> _INPUT FOR THIS TASK_
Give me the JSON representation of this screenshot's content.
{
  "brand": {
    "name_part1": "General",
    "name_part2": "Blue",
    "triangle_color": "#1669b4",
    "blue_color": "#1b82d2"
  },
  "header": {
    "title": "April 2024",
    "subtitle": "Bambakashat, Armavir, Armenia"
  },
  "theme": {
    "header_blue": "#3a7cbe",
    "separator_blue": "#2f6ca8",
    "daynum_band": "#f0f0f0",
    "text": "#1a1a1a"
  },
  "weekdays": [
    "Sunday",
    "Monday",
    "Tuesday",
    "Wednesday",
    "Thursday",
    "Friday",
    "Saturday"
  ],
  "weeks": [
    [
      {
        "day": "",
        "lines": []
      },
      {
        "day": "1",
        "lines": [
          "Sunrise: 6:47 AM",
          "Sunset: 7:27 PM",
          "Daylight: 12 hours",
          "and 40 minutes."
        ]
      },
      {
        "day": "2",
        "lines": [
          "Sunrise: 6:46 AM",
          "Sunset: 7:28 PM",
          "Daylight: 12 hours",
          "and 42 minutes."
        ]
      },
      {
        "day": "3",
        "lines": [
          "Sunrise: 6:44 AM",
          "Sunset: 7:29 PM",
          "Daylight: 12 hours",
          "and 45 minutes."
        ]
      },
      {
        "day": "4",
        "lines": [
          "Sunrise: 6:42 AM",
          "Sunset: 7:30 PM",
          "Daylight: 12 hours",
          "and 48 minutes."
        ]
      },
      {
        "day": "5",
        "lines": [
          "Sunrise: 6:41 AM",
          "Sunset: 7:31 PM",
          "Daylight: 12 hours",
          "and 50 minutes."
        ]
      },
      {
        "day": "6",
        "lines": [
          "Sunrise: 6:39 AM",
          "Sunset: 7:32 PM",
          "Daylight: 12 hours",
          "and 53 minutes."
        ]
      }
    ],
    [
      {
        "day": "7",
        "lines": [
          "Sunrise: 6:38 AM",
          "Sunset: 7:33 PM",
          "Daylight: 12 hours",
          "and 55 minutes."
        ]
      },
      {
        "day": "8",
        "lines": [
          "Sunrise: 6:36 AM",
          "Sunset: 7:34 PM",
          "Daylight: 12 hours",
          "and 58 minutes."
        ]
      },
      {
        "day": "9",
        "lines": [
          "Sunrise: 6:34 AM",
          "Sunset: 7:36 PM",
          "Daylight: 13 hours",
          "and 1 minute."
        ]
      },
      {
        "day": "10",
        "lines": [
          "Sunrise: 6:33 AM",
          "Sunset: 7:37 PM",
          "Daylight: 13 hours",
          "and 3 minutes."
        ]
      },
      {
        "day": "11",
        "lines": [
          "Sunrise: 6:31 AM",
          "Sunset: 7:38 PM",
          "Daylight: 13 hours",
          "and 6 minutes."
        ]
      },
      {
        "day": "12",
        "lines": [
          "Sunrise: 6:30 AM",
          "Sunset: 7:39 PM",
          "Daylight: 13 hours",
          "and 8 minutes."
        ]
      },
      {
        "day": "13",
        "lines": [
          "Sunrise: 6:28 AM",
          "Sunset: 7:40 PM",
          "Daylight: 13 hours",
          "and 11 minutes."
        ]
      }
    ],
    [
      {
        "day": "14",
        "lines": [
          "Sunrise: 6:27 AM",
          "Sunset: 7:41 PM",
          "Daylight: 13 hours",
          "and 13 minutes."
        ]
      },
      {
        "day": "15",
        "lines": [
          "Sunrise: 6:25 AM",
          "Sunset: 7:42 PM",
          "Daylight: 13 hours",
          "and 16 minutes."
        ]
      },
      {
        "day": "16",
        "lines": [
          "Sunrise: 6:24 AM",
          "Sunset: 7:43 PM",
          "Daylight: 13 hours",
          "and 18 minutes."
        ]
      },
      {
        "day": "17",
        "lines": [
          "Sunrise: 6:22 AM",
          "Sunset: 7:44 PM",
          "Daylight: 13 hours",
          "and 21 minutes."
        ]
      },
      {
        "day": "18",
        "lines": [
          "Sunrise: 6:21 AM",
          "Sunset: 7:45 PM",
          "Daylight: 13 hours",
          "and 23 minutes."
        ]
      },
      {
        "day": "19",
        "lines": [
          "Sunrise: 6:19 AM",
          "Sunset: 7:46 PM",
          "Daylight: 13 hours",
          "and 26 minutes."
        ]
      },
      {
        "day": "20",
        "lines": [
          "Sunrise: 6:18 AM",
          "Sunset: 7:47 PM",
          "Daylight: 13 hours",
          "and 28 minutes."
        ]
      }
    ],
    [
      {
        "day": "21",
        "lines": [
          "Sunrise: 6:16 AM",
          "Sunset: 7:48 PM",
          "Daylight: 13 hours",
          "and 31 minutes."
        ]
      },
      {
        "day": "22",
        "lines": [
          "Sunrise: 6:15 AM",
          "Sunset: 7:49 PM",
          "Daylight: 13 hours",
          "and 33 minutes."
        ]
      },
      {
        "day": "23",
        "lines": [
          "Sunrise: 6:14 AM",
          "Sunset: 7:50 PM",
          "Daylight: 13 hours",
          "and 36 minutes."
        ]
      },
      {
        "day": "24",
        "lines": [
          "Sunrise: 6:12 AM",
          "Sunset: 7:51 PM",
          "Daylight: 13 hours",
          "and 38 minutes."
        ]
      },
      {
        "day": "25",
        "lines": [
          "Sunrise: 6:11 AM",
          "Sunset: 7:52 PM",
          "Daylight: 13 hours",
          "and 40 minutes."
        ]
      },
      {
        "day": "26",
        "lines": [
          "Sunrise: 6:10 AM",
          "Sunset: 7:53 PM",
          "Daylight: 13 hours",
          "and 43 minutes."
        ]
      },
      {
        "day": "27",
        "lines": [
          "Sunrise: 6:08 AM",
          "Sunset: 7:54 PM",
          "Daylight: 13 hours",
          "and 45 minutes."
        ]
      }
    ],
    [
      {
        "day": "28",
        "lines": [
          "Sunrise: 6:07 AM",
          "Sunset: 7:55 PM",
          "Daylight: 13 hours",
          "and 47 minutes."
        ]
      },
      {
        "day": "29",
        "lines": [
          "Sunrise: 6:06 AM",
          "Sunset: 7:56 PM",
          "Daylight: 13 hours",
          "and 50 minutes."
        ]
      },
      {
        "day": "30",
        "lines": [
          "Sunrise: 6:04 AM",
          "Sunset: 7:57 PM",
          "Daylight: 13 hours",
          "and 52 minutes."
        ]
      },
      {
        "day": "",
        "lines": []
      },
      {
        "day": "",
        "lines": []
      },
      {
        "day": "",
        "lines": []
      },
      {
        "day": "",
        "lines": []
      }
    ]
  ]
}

> _REQUIREMENTS_
Transcribe each record exactly. Leave nothing out.

> _RESULT BELOW_
Give me the JSON representation of this screenshot's content.
{
  "brand": {
    "name_part1": "General",
    "name_part2": "Blue",
    "triangle_color": "#1669b4",
    "blue_color": "#1b82d2"
  },
  "header": {
    "title": "April 2024",
    "subtitle": "Bambakashat, Armavir, Armenia"
  },
  "theme": {
    "header_blue": "#3a7cbe",
    "separator_blue": "#2f6ca8",
    "daynum_band": "#f0f0f0",
    "text": "#1a1a1a"
  },
  "weekdays": [
    "Sunday",
    "Monday",
    "Tuesday",
    "Wednesday",
    "Thursday",
    "Friday",
    "Saturday"
  ],
  "weeks": [
    [
      {
        "day": "",
        "lines": []
      },
      {
        "day": "1",
        "lines": [
          "Sunrise: 6:47 AM",
          "Sunset: 7:27 PM",
          "Daylight: 12 hours",
          "and 40 minutes."
        ]
      },
      {
        "day": "2",
        "lines": [
          "Sunrise: 6:46 AM",
          "Sunset: 7:28 PM",
          "Daylight: 12 hours",
          "and 42 minutes."
        ]
      },
      {
        "day": "3",
        "lines": [
          "Sunrise: 6:44 AM",
          "Sunset: 7:29 PM",
          "Daylight: 12 hours",
          "and 45 minutes."
        ]
      },
      {
        "day": "4",
        "lines": [
          "Sunrise: 6:42 AM",
          "Sunset: 7:30 PM",
          "Daylight: 12 hours",
          "and 48 minutes."
        ]
      },
      {
        "day": "5",
        "lines": [
          "Sunrise: 6:41 AM",
          "Sunset: 7:31 PM",
          "Daylight: 12 hours",
          "and 50 minutes."
        ]
      },
      {
        "day": "6",
        "lines": [
          "Sunrise: 6:39 AM",
          "Sunset: 7:32 PM",
          "Daylight: 12 hours",
          "and 53 minutes."
        ]
      }
    ],
    [
      {
        "day": "7",
        "lines": [
          "Sunrise: 6:38 AM",
          "Sunset: 7:33 PM",
          "Daylight: 12 hours",
          "and 55 minutes."
        ]
      },
      {
        "day": "8",
        "lines": [
          "Sunrise: 6:36 AM",
          "Sunset: 7:34 PM",
          "Daylight: 12 hours",
          "and 58 minutes."
        ]
      },
      {
        "day": "9",
        "lines": [
          "Sunrise: 6:34 AM",
          "Sunset: 7:36 PM",
          "Daylight: 13 hours",
          "and 1 minute."
        ]
      },
      {
        "day": "10",
        "lines": [
          "Sunrise: 6:33 AM",
          "Sunset: 7:37 PM",
          "Daylight: 13 hours",
          "and 3 minutes."
        ]
      },
      {
        "day": "11",
        "lines": [
          "Sunrise: 6:31 AM",
          "Sunset: 7:38 PM",
          "Daylight: 13 hours",
          "and 6 minutes."
        ]
      },
      {
        "day": "12",
        "lines": [
          "Sunrise: 6:30 AM",
          "Sunset: 7:39 PM",
          "Daylight: 13 hours",
          "and 8 minutes."
        ]
      },
      {
        "day": "13",
        "lines": [
          "Sunrise: 6:28 AM",
          "Sunset: 7:40 PM",
          "Daylight: 13 hours",
          "and 11 minutes."
        ]
      }
    ],
    [
      {
        "day": "14",
        "lines": [
          "Sunrise: 6:27 AM",
          "Sunset: 7:41 PM",
          "Daylight: 13 hours",
          "and 13 minutes."
        ]
      },
      {
        "day": "15",
        "lines": [
          "Sunrise: 6:25 AM",
          "Sunset: 7:42 PM",
          "Daylight: 13 hours",
          "and 16 minutes."
        ]
      },
      {
        "day": "16",
        "lines": [
          "Sunrise: 6:24 AM",
          "Sunset: 7:43 PM",
          "Daylight: 13 hours",
          "and 18 minutes."
        ]
      },
      {
        "day": "17",
        "lines": [
          "Sunrise: 6:22 AM",
          "Sunset: 7:44 PM",
          "Daylight: 13 hours",
          "and 21 minutes."
        ]
      },
      {
        "day": "18",
        "lines": [
          "Sunrise: 6:21 AM",
          "Sunset: 7:45 PM",
          "Daylight: 13 hours",
          "and 23 minutes."
        ]
      },
      {
        "day": "19",
        "lines": [
          "Sunrise: 6:19 AM",
          "Sunset: 7:46 PM",
          "Daylight: 13 hours",
          "and 26 minutes."
        ]
      },
      {
        "day": "20",
        "lines": [
          "Sunrise: 6:18 AM",
          "Sunset: 7:47 PM",
          "Daylight: 13 hours",
          "and 28 minutes."
        ]
      }
    ],
    [
      {
        "day": "21",
        "lines": [
          "Sunrise: 6:16 AM",
          "Sunset: 7:48 PM",
          "Daylight: 13 hours",
          "and 31 minutes."
        ]
      },
      {
        "day": "22",
        "lines": [
          "Sunrise: 6:15 AM",
          "Sunset: 7:49 PM",
          "Daylight: 13 hours",
          "and 33 minutes."
        ]
      },
      {
        "day": "23",
        "lines": [
          "Sunrise: 6:14 AM",
          "Sunset: 7:50 PM",
          "Daylight: 13 hours",
          "and 36 minutes."
        ]
      },
      {
        "day": "24",
        "lines": [
          "Sunrise: 6:12 AM",
          "Sunset: 7:51 PM",
          "Daylight: 13 hours",
          "and 38 minutes."
        ]
      },
      {
        "day": "25",
        "lines": [
          "Sunrise: 6:11 AM",
          "Sunset: 7:52 PM",
          "Daylight: 13 hours",
          "and 40 minutes."
        ]
      },
      {
        "day": "26",
        "lines": [
          "Sunrise: 6:10 AM",
          "Sunset: 7:53 PM",
          "Daylight: 13 hours",
          "and 43 minutes."
        ]
      },
      {
        "day": "27",
        "lines": [
          "Sunrise: 6:08 AM",
          "Sunset: 7:54 PM",
          "Daylight: 13 hours",
          "and 45 minutes."
        ]
      }
    ],
    [
      {
        "day": "28",
        "lines": [
          "Sunrise: 6:07 AM",
          "Sunset: 7:55 PM",
          "Daylight: 13 hours",
          "and 47 minutes."
        ]
      },
      {
        "day": "29",
        "lines": [
          "Sunrise: 6:06 AM",
          "Sunset: 7:56 PM",
          "Daylight: 13 hours",
          "and 50 minutes."
        ]
      },
      {
        "day": "30",
        "lines": [
          "Sunrise: 6:04 AM",
          "Sunset: 7:57 PM",
          "Daylight: 13 hours",
          "and 52 minutes."
        ]
      },
      {
        "day": "",
        "lines": []
      },
      {
        "day": "",
        "lines": []
      },
      {
        "day": "",
        "lines": []
      },
      {
        "day": "",
        "lines": []
      }
    ]
  ]
}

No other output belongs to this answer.